[Dataset records]
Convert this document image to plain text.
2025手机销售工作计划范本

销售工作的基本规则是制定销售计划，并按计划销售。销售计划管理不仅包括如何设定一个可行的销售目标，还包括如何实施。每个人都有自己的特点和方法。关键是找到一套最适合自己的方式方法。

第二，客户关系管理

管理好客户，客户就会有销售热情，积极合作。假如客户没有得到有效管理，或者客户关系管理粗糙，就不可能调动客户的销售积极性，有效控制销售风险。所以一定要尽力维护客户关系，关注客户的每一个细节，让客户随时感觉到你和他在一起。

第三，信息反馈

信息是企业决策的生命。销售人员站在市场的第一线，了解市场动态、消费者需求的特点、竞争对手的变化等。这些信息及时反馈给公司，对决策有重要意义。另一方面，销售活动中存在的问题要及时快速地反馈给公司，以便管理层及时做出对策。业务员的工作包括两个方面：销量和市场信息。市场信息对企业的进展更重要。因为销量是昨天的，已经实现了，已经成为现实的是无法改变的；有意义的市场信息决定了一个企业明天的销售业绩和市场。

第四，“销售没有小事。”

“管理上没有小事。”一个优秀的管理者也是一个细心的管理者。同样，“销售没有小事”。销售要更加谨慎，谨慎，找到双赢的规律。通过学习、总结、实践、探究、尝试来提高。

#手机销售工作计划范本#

> **THE REQUEST**
Please give back all of the records exactly as written.

> **WORKED SOLUTION**
Convert this document image to plain text.
2025手机销售工作计划范本

销售工作的基本规则是制定销售计划，并按计划销售。销售计划管理不仅包括如何设定一个可行的销售目标，还包括如何实施。每个人都有自己的特点和方法。关键是找到一套最适合自己的方式方法。

第二，客户关系管理

管理好客户，客户就会有销售热情，积极合作。假如客户没有得到有效管理，或者客户关系管理粗糙，就不可能调动客户的销售积极性，有效控制销售风险。所以一定要尽力维护客户关系，关注客户的每一个细节，让客户随时感觉到你和他在一起。

第三，信息反馈

信息是企业决策的生命。销售人员站在市场的第一线，了解市场动态、消费者需求的特点、竞争对手的变化等。这些信息及时反馈给公司，对决策有重要意义。另一方面，销售活动中存在的问题要及时快速地反馈给公司，以便管理层及时做出对策。业务员的工作包括两个方面：销量和市场信息。市场信息对企业的进展更重要。因为销量是昨天的，已经实现了，已经成为现实的是无法改变的；有意义的市场信息决定了一个企业明天的销售业绩和市场。

第四，“销售没有小事。”

“管理上没有小事。”一个优秀的管理者也是一个细心的管理者。同样，“销售没有小事”。销售要更加谨慎，谨慎，找到双赢的规律。通过学习、总结、实践、探究、尝试来提高。

#手机销售工作计划范本#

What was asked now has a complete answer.